- Task -
Look for the string "preguntas" in the data below, and copy each line that holds it.

- Records shown -
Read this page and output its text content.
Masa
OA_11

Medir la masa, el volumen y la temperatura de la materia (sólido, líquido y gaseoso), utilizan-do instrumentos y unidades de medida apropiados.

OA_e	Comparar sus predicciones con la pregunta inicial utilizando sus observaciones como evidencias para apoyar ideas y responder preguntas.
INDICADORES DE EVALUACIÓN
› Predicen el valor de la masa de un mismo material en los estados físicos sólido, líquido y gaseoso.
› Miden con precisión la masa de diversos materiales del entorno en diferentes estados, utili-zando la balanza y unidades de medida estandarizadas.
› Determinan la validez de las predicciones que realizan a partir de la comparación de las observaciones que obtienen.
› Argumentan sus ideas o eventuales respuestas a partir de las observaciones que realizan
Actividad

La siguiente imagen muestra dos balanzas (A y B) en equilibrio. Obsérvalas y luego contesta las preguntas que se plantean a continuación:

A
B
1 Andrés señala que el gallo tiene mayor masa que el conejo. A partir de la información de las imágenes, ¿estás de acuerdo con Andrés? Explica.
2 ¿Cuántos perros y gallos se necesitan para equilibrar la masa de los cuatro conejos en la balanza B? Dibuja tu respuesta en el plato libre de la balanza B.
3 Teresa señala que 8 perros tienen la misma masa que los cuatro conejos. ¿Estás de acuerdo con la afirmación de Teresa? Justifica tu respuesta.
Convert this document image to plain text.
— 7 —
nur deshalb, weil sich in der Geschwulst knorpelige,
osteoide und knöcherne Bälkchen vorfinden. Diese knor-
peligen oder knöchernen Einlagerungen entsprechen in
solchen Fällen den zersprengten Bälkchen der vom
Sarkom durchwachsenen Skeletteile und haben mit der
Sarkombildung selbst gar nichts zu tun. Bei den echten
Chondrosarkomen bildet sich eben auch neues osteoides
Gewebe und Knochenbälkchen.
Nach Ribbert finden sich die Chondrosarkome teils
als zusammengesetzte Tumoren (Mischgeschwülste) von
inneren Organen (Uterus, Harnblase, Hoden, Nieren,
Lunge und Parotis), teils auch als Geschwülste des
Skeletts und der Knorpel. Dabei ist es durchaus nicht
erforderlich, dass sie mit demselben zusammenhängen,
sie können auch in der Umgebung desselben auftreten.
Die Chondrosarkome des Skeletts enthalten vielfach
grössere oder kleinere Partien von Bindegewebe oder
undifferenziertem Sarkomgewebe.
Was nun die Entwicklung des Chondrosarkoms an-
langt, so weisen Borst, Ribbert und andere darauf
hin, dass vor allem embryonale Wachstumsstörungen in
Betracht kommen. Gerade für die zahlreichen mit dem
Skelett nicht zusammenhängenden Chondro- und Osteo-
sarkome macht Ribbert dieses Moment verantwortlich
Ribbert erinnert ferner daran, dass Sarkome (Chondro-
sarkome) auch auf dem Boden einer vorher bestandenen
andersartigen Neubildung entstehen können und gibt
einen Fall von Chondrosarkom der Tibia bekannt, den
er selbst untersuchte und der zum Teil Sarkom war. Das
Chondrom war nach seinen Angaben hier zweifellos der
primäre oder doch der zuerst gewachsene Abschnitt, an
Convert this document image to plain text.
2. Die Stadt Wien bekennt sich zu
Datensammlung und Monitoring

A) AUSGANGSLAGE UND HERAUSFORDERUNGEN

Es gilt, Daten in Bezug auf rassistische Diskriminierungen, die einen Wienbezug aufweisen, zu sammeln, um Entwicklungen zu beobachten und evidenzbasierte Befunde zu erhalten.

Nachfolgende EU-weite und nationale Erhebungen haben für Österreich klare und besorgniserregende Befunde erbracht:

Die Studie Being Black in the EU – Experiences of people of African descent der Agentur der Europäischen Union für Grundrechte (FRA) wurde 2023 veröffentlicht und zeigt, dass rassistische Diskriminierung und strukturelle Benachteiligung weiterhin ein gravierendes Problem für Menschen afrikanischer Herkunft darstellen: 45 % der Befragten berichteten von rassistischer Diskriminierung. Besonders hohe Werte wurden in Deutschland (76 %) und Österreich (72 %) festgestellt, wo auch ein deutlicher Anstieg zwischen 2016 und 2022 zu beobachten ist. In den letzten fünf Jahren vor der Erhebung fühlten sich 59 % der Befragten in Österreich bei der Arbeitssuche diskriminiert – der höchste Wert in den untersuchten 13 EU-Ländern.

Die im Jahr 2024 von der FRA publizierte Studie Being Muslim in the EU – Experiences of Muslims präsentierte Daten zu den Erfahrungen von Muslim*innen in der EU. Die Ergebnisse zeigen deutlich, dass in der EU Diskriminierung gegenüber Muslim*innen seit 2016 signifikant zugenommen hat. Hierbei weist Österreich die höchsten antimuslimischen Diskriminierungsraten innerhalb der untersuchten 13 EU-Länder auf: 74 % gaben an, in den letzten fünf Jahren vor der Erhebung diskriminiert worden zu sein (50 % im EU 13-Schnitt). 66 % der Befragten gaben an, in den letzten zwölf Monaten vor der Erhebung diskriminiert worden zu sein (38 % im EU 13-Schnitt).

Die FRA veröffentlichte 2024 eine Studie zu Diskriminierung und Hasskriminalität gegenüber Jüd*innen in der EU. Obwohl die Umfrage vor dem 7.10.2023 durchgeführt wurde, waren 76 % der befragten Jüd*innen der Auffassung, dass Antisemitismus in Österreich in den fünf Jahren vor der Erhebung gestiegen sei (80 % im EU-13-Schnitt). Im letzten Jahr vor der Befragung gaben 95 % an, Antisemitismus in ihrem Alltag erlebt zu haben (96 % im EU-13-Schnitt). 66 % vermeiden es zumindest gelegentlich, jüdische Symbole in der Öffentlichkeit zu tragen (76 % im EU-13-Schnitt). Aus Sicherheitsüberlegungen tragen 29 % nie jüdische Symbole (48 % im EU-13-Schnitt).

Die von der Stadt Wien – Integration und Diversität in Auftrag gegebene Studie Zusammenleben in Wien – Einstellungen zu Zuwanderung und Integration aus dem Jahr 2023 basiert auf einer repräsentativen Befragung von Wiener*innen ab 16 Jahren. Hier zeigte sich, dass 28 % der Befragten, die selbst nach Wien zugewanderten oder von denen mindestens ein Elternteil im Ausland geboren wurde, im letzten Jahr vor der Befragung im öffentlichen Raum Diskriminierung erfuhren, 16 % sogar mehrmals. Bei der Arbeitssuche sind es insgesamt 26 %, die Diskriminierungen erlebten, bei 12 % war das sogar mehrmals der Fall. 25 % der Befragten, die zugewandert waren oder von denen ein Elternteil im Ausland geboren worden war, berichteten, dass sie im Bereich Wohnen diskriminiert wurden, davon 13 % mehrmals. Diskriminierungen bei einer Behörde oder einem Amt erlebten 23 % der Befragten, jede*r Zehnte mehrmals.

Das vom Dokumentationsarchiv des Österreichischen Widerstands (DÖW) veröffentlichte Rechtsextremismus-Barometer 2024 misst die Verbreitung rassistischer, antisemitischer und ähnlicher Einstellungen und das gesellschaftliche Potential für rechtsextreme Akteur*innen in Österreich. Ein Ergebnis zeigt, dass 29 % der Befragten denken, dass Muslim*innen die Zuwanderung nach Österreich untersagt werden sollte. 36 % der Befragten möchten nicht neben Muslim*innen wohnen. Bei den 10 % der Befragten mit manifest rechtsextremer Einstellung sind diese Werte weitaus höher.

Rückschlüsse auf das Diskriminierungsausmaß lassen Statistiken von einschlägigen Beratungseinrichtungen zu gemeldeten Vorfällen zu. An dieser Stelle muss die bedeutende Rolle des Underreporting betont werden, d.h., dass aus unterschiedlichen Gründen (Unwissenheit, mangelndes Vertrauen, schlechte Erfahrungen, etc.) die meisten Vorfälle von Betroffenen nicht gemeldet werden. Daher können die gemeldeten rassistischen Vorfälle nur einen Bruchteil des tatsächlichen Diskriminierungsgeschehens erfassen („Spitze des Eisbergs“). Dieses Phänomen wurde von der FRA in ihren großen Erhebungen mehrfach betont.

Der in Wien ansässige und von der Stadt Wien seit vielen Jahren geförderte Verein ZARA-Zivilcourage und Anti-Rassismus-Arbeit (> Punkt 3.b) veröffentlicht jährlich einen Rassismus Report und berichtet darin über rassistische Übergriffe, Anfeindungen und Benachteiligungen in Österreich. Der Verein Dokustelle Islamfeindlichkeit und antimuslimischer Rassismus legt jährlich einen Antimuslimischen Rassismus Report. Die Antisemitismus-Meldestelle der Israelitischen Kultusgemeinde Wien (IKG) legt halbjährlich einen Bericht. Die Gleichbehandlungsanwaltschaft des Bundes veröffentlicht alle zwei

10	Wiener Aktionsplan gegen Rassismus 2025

- Result of this exercise -
OA_e	Comparar sus predicciones con la pregunta inicial utilizando sus observaciones como evidencias para apoyar ideas y responder preguntas.
La siguiente imagen muestra dos balanzas (A y B) en equilibrio. Obsérvalas y luego contesta las preguntas que se plantean a continuación:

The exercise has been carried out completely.